» **DIRECTIONS**: Work out the number of lines containing "Operating". Give that number alone.

» **RECORDS PROVIDED**:
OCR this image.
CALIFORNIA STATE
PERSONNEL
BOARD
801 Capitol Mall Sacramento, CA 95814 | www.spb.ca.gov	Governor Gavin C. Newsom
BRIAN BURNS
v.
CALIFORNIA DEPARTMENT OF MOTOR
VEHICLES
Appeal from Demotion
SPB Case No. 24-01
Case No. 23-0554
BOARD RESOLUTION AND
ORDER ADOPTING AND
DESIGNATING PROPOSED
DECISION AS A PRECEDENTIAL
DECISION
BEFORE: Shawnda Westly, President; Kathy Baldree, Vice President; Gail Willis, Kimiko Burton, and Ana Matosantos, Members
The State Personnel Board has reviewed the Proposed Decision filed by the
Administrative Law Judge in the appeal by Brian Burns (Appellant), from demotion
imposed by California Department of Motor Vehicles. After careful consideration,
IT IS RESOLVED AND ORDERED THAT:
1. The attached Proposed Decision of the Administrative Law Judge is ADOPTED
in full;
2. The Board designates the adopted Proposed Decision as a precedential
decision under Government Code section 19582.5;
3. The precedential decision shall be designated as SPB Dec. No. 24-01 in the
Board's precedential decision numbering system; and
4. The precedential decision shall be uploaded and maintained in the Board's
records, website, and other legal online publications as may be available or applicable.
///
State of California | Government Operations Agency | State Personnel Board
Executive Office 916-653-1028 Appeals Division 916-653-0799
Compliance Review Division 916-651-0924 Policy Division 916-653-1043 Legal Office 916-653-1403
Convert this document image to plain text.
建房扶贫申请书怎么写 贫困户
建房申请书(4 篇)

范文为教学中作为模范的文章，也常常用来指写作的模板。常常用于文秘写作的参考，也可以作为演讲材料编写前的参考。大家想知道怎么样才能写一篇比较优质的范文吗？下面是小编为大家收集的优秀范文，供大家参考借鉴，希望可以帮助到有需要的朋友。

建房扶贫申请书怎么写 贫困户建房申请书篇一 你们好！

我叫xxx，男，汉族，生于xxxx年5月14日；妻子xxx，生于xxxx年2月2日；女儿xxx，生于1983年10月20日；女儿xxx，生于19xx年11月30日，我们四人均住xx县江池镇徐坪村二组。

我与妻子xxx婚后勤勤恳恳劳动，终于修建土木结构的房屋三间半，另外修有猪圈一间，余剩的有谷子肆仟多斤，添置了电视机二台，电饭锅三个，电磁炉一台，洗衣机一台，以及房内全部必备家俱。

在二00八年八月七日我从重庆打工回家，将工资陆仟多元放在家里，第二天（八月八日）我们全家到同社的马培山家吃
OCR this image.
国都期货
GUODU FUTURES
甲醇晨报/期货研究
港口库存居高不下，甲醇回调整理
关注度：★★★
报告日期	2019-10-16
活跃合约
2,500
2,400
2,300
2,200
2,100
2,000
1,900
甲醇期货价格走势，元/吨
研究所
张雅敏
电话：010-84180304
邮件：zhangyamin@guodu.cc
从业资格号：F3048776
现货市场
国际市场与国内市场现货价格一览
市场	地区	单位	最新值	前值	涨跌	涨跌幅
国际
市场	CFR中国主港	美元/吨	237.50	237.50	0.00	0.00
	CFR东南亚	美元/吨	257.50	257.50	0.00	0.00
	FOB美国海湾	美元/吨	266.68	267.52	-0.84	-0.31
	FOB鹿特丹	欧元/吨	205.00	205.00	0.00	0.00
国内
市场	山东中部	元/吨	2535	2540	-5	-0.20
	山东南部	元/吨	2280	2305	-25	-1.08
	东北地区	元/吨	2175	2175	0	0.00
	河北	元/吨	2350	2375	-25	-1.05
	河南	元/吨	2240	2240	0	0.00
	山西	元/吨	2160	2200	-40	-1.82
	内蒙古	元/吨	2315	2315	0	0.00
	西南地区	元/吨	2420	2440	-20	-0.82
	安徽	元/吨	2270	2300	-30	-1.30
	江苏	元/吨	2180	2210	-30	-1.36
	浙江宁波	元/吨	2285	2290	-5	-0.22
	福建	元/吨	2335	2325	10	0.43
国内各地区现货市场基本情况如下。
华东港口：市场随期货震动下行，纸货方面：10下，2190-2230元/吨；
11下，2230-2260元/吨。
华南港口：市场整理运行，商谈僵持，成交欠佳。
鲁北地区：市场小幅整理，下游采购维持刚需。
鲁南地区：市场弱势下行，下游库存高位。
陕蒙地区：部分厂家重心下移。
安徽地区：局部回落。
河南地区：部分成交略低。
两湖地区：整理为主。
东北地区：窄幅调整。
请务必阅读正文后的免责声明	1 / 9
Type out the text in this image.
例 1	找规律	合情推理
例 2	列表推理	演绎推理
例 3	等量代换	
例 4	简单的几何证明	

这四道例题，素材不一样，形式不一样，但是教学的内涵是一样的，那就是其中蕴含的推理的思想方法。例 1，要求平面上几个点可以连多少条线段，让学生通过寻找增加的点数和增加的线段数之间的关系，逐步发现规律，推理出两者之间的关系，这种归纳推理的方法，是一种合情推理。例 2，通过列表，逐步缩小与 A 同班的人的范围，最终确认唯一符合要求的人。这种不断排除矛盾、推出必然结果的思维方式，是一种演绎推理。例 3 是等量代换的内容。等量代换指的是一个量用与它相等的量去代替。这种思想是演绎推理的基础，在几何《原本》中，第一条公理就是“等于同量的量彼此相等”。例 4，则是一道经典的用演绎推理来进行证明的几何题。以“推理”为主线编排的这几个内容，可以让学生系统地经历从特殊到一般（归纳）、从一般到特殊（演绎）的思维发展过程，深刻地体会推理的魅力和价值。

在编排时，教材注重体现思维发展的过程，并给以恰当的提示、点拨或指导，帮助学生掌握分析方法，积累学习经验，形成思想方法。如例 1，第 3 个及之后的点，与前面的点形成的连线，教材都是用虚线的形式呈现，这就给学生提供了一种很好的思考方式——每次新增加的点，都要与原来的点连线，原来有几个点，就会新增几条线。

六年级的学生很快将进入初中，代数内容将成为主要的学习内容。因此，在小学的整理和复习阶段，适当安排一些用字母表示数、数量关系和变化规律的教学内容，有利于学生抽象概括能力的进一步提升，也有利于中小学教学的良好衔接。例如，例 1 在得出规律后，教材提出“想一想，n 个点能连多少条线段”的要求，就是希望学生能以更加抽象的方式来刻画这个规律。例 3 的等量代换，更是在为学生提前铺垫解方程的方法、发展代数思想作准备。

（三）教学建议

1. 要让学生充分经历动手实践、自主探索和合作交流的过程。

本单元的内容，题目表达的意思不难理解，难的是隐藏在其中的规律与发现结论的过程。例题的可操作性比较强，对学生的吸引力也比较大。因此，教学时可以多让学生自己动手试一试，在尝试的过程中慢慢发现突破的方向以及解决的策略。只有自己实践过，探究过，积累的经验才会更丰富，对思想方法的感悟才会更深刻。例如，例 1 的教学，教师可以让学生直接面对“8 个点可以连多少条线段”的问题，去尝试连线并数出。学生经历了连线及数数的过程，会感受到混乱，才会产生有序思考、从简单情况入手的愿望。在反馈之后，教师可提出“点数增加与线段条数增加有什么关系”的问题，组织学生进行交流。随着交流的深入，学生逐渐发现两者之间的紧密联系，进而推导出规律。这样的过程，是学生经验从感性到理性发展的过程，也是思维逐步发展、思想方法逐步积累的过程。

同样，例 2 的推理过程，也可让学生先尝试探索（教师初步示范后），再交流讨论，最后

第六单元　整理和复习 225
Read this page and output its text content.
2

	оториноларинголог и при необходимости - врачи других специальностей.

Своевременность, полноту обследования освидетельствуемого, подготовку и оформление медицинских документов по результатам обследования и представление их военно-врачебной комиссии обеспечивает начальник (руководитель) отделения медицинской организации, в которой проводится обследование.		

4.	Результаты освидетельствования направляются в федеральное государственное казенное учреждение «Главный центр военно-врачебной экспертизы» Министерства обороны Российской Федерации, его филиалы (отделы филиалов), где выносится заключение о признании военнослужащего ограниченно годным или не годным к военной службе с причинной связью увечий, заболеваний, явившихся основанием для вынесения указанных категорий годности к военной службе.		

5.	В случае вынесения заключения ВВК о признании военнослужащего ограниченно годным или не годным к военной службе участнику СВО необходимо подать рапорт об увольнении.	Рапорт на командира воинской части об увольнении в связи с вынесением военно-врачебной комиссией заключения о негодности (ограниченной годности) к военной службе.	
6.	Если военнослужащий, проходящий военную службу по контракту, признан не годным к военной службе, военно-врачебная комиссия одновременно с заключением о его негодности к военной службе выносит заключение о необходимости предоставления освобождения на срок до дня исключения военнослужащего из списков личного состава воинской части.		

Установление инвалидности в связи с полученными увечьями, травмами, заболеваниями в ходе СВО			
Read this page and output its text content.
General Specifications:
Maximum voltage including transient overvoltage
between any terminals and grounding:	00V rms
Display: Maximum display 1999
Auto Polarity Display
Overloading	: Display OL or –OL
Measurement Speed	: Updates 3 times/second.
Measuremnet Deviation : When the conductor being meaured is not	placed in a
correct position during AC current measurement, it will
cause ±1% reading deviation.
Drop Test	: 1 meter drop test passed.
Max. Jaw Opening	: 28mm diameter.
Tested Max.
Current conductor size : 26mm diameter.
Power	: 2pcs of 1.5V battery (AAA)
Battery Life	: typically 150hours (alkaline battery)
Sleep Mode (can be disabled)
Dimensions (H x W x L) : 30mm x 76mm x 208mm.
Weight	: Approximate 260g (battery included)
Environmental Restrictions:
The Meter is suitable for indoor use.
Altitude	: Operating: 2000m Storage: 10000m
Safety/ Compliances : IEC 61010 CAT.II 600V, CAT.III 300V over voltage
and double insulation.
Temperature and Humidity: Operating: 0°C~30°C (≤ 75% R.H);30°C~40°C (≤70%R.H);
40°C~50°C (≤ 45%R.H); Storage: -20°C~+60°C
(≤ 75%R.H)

» **RESPONSE**: 2